Records from a collection of figures:
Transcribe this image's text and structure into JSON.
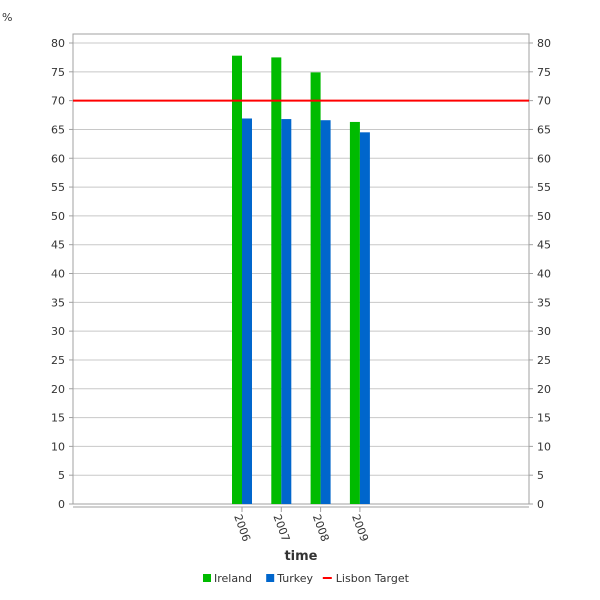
{
  "chart_data": {
    "type": "bar",
    "ylabel": "%",
    "xlabel": "time",
    "categories": [
      "2006",
      "2007",
      "2008",
      "2009"
    ],
    "ylim": [
      0,
      80
    ],
    "ytick_step": 5,
    "grid": true,
    "legend_position": "bottom",
    "series": [
      {
        "name": "Ireland",
        "color": "#00bb00",
        "values": [
          77.8,
          77.5,
          74.9,
          66.3
        ]
      },
      {
        "name": "Turkey",
        "color": "#0066cc",
        "values": [
          66.9,
          66.8,
          66.6,
          64.5
        ]
      }
    ],
    "reference_line": {
      "name": "Lisbon Target",
      "value": 70,
      "color": "#ff0000"
    }
  }
}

EXERCISE OBJECTIVE – Leaving aside the images, write out the entries above word for word.

RESULT OF THIS TASK –
Transcribe this image's text and structure into JSON.
{
  "chart_data": {
    "type": "bar",
    "ylabel": "%",
    "xlabel": "time",
    "categories": [
      "2006",
      "2007",
      "2008",
      "2009"
    ],
    "ylim": [
      0,
      80
    ],
    "ytick_step": 5,
    "grid": true,
    "legend_position": "bottom",
    "series": [
      {
        "name": "Ireland",
        "color": "#00bb00",
        "values": [
          77.8,
          77.5,
          74.9,
          66.3
        ]
      },
      {
        "name": "Turkey",
        "color": "#0066cc",
        "values": [
          66.9,
          66.8,
          66.6,
          64.5
        ]
      }
    ],
    "reference_line": {
      "name": "Lisbon Target",
      "value": 70,
      "color": "#ff0000"
    }
  }
}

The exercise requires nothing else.